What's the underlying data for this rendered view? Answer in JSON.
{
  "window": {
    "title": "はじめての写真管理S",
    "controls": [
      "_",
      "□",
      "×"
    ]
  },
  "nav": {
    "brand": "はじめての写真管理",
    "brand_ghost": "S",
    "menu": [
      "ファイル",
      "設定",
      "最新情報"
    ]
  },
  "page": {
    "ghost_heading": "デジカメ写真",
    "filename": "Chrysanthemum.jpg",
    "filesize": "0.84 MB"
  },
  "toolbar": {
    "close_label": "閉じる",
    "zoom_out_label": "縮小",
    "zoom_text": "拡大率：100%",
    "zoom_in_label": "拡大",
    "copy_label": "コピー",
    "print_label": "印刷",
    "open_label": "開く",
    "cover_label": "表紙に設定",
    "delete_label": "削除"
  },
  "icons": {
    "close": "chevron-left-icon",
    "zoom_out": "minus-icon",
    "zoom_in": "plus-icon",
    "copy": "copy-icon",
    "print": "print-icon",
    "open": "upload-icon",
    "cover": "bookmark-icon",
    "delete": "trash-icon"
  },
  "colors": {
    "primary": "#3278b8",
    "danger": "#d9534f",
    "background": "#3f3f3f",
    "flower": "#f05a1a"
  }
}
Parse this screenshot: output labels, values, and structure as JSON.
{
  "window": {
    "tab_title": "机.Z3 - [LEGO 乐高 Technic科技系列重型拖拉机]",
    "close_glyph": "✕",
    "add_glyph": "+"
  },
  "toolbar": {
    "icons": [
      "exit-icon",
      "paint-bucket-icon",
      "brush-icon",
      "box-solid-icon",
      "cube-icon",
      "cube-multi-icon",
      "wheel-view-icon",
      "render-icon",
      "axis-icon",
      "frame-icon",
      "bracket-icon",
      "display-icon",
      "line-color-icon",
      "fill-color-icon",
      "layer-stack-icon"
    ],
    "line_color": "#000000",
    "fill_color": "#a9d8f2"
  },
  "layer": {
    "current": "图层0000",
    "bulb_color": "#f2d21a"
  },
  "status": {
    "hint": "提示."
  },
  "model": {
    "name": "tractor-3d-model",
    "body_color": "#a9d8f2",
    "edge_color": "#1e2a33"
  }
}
== == ==
*Problem to work on*. Beginning with the line that contains "Parse this screenshot: output", quote each line exactly through the last line of the entries above, and nothing beyond them.

*Response below*.
Parse this screenshot: output labels, values, and structure as JSON.
{
  "window": {
    "tab_title": "机.Z3 - [LEGO 乐高 Technic科技系列重型拖拉机]",
    "close_glyph": "✕",
    "add_glyph": "+"
  },
  "toolbar": {
    "icons": [
      "exit-icon",
      "paint-bucket-icon",
      "brush-icon",
      "box-solid-icon",
      "cube-icon",
      "cube-multi-icon",
      "wheel-view-icon",
      "render-icon",
      "axis-icon",
      "frame-icon",
      "bracket-icon",
      "display-icon",
      "line-color-icon",
      "fill-color-icon",
      "layer-stack-icon"
    ],
    "line_color": "#000000",
    "fill_color": "#a9d8f2"
  },
  "layer": {
    "current": "图层0000",
    "bulb_color": "#f2d21a"
  },
  "status": {
    "hint": "提示."
  },
  "model": {
    "name": "tractor-3d-model",
    "body_color": "#a9d8f2",
    "edge_color": "#1e2a33"
  }
}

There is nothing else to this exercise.